→ Short task
Below are some records: retype them all exactly, but not the pictures.

→ Provided entries
⟨

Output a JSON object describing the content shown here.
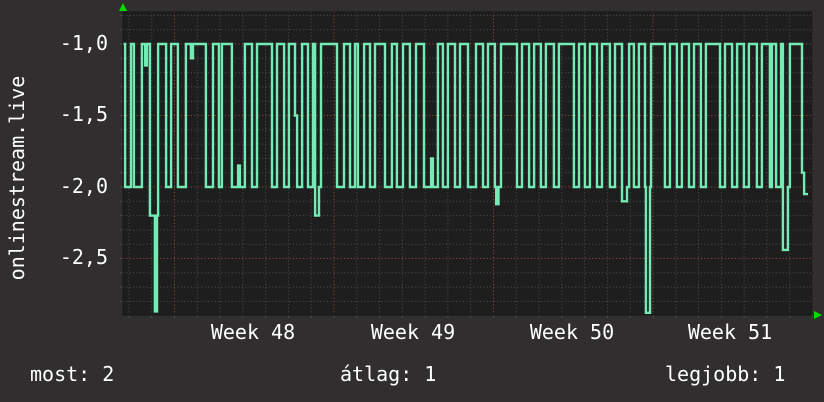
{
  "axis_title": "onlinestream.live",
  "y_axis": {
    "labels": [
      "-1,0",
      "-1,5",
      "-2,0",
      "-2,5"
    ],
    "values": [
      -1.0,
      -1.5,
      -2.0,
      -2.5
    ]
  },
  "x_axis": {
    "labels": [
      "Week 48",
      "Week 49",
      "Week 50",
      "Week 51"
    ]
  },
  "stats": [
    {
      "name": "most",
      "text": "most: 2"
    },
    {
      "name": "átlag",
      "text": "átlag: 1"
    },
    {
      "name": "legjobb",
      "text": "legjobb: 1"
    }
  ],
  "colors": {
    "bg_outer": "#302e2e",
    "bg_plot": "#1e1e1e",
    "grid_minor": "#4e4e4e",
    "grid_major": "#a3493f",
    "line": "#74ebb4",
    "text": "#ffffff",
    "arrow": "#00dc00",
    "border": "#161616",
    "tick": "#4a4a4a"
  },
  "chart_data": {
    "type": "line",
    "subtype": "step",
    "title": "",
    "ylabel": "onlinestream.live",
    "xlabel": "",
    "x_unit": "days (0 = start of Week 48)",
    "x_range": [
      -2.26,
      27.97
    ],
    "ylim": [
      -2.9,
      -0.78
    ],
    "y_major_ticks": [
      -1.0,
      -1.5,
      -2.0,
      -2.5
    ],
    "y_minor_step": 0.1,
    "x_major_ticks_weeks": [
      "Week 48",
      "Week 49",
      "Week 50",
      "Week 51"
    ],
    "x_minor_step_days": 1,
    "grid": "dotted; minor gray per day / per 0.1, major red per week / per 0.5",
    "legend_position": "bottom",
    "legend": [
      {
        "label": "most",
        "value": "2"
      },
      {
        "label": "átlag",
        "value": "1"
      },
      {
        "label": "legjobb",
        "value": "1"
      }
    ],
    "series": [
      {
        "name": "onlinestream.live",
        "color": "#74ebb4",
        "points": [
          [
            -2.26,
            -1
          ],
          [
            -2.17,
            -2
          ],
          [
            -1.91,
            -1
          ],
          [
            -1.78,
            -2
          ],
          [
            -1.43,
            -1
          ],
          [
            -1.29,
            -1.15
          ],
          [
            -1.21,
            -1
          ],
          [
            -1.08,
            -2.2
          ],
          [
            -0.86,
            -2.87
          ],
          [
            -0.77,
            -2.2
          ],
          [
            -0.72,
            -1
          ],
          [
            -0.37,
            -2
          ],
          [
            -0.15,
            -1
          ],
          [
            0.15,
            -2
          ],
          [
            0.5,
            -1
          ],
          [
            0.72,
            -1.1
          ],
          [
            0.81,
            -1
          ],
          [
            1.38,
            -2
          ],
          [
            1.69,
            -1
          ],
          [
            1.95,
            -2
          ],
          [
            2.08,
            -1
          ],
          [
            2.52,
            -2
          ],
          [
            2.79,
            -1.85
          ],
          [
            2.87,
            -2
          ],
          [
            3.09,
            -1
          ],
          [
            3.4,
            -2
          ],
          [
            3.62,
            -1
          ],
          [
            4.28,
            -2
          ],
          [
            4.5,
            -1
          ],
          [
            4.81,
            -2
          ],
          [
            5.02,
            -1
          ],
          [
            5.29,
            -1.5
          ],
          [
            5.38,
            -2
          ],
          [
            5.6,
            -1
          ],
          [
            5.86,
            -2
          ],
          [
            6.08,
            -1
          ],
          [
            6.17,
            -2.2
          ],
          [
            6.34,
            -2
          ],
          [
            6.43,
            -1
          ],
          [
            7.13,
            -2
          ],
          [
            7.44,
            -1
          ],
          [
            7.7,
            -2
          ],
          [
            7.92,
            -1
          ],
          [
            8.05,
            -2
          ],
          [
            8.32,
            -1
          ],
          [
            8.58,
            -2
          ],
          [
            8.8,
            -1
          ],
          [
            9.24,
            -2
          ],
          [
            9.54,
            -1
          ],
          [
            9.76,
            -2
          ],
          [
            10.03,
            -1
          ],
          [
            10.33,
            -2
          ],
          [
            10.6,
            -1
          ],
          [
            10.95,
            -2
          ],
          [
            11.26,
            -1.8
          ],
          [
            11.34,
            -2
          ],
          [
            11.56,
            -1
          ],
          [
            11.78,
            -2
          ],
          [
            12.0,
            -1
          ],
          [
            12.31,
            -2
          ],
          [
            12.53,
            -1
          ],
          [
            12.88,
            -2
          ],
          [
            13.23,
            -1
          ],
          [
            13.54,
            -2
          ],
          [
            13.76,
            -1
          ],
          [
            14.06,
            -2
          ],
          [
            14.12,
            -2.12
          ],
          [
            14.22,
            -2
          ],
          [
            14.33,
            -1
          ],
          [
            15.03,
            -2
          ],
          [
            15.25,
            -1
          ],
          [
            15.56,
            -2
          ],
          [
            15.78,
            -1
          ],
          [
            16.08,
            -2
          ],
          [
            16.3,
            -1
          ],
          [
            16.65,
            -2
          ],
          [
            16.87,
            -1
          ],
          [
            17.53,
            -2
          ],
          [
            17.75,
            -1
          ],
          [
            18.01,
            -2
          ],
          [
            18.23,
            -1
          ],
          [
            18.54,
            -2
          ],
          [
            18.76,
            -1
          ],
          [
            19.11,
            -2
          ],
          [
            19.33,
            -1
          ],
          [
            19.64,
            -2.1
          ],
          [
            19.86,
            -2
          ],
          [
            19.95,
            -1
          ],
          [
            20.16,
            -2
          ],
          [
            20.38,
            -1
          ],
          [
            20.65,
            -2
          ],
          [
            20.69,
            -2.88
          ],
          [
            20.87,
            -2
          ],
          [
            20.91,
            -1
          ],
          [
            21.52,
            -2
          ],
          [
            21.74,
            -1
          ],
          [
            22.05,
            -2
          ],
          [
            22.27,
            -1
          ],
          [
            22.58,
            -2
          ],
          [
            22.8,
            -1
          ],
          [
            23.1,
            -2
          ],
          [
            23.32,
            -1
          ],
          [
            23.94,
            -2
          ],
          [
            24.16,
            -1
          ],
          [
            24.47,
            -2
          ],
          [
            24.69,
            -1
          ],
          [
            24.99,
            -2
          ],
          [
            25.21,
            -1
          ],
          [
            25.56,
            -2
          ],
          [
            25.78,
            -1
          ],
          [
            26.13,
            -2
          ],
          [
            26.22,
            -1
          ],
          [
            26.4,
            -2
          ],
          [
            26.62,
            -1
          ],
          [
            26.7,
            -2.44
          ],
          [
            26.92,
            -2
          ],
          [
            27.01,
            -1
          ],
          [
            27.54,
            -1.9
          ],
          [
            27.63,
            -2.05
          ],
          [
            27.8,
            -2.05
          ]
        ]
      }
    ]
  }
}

⟩

→ Right answer
Output a JSON object describing the content shown here.
{
  "axis_title": "onlinestream.live",
  "y_axis": {
    "labels": [
      "-1,0",
      "-1,5",
      "-2,0",
      "-2,5"
    ],
    "values": [
      -1.0,
      -1.5,
      -2.0,
      -2.5
    ]
  },
  "x_axis": {
    "labels": [
      "Week 48",
      "Week 49",
      "Week 50",
      "Week 51"
    ]
  },
  "stats": [
    {
      "name": "most",
      "text": "most: 2"
    },
    {
      "name": "átlag",
      "text": "átlag: 1"
    },
    {
      "name": "legjobb",
      "text": "legjobb: 1"
    }
  ],
  "colors": {
    "bg_outer": "#302e2e",
    "bg_plot": "#1e1e1e",
    "grid_minor": "#4e4e4e",
    "grid_major": "#a3493f",
    "line": "#74ebb4",
    "text": "#ffffff",
    "arrow": "#00dc00",
    "border": "#161616",
    "tick": "#4a4a4a"
  },
  "chart_data": {
    "type": "line",
    "subtype": "step",
    "title": "",
    "ylabel": "onlinestream.live",
    "xlabel": "",
    "x_unit": "days (0 = start of Week 48)",
    "x_range": [
      -2.26,
      27.97
    ],
    "ylim": [
      -2.9,
      -0.78
    ],
    "y_major_ticks": [
      -1.0,
      -1.5,
      -2.0,
      -2.5
    ],
    "y_minor_step": 0.1,
    "x_major_ticks_weeks": [
      "Week 48",
      "Week 49",
      "Week 50",
      "Week 51"
    ],
    "x_minor_step_days": 1,
    "grid": "dotted; minor gray per day / per 0.1, major red per week / per 0.5",
    "legend_position": "bottom",
    "legend": [
      {
        "label": "most",
        "value": "2"
      },
      {
        "label": "átlag",
        "value": "1"
      },
      {
        "label": "legjobb",
        "value": "1"
      }
    ],
    "series": [
      {
        "name": "onlinestream.live",
        "color": "#74ebb4",
        "points": [
          [
            -2.26,
            -1
          ],
          [
            -2.17,
            -2
          ],
          [
            -1.91,
            -1
          ],
          [
            -1.78,
            -2
          ],
          [
            -1.43,
            -1
          ],
          [
            -1.29,
            -1.15
          ],
          [
            -1.21,
            -1
          ],
          [
            -1.08,
            -2.2
          ],
          [
            -0.86,
            -2.87
          ],
          [
            -0.77,
            -2.2
          ],
          [
            -0.72,
            -1
          ],
          [
            -0.37,
            -2
          ],
          [
            -0.15,
            -1
          ],
          [
            0.15,
            -2
          ],
          [
            0.5,
            -1
          ],
          [
            0.72,
            -1.1
          ],
          [
            0.81,
            -1
          ],
          [
            1.38,
            -2
          ],
          [
            1.69,
            -1
          ],
          [
            1.95,
            -2
          ],
          [
            2.08,
            -1
          ],
          [
            2.52,
            -2
          ],
          [
            2.79,
            -1.85
          ],
          [
            2.87,
            -2
          ],
          [
            3.09,
            -1
          ],
          [
            3.4,
            -2
          ],
          [
            3.62,
            -1
          ],
          [
            4.28,
            -2
          ],
          [
            4.5,
            -1
          ],
          [
            4.81,
            -2
          ],
          [
            5.02,
            -1
          ],
          [
            5.29,
            -1.5
          ],
          [
            5.38,
            -2
          ],
          [
            5.6,
            -1
          ],
          [
            5.86,
            -2
          ],
          [
            6.08,
            -1
          ],
          [
            6.17,
            -2.2
          ],
          [
            6.34,
            -2
          ],
          [
            6.43,
            -1
          ],
          [
            7.13,
            -2
          ],
          [
            7.44,
            -1
          ],
          [
            7.7,
            -2
          ],
          [
            7.92,
            -1
          ],
          [
            8.05,
            -2
          ],
          [
            8.32,
            -1
          ],
          [
            8.58,
            -2
          ],
          [
            8.8,
            -1
          ],
          [
            9.24,
            -2
          ],
          [
            9.54,
            -1
          ],
          [
            9.76,
            -2
          ],
          [
            10.03,
            -1
          ],
          [
            10.33,
            -2
          ],
          [
            10.6,
            -1
          ],
          [
            10.95,
            -2
          ],
          [
            11.26,
            -1.8
          ],
          [
            11.34,
            -2
          ],
          [
            11.56,
            -1
          ],
          [
            11.78,
            -2
          ],
          [
            12.0,
            -1
          ],
          [
            12.31,
            -2
          ],
          [
            12.53,
            -1
          ],
          [
            12.88,
            -2
          ],
          [
            13.23,
            -1
          ],
          [
            13.54,
            -2
          ],
          [
            13.76,
            -1
          ],
          [
            14.06,
            -2
          ],
          [
            14.12,
            -2.12
          ],
          [
            14.22,
            -2
          ],
          [
            14.33,
            -1
          ],
          [
            15.03,
            -2
          ],
          [
            15.25,
            -1
          ],
          [
            15.56,
            -2
          ],
          [
            15.78,
            -1
          ],
          [
            16.08,
            -2
          ],
          [
            16.3,
            -1
          ],
          [
            16.65,
            -2
          ],
          [
            16.87,
            -1
          ],
          [
            17.53,
            -2
          ],
          [
            17.75,
            -1
          ],
          [
            18.01,
            -2
          ],
          [
            18.23,
            -1
          ],
          [
            18.54,
            -2
          ],
          [
            18.76,
            -1
          ],
          [
            19.11,
            -2
          ],
          [
            19.33,
            -1
          ],
          [
            19.64,
            -2.1
          ],
          [
            19.86,
            -2
          ],
          [
            19.95,
            -1
          ],
          [
            20.16,
            -2
          ],
          [
            20.38,
            -1
          ],
          [
            20.65,
            -2
          ],
          [
            20.69,
            -2.88
          ],
          [
            20.87,
            -2
          ],
          [
            20.91,
            -1
          ],
          [
            21.52,
            -2
          ],
          [
            21.74,
            -1
          ],
          [
            22.05,
            -2
          ],
          [
            22.27,
            -1
          ],
          [
            22.58,
            -2
          ],
          [
            22.8,
            -1
          ],
          [
            23.1,
            -2
          ],
          [
            23.32,
            -1
          ],
          [
            23.94,
            -2
          ],
          [
            24.16,
            -1
          ],
          [
            24.47,
            -2
          ],
          [
            24.69,
            -1
          ],
          [
            24.99,
            -2
          ],
          [
            25.21,
            -1
          ],
          [
            25.56,
            -2
          ],
          [
            25.78,
            -1
          ],
          [
            26.13,
            -2
          ],
          [
            26.22,
            -1
          ],
          [
            26.4,
            -2
          ],
          [
            26.62,
            -1
          ],
          [
            26.7,
            -2.44
          ],
          [
            26.92,
            -2
          ],
          [
            27.01,
            -1
          ],
          [
            27.54,
            -1.9
          ],
          [
            27.63,
            -2.05
          ],
          [
            27.8,
            -2.05
          ]
        ]
      }
    ]
  }
}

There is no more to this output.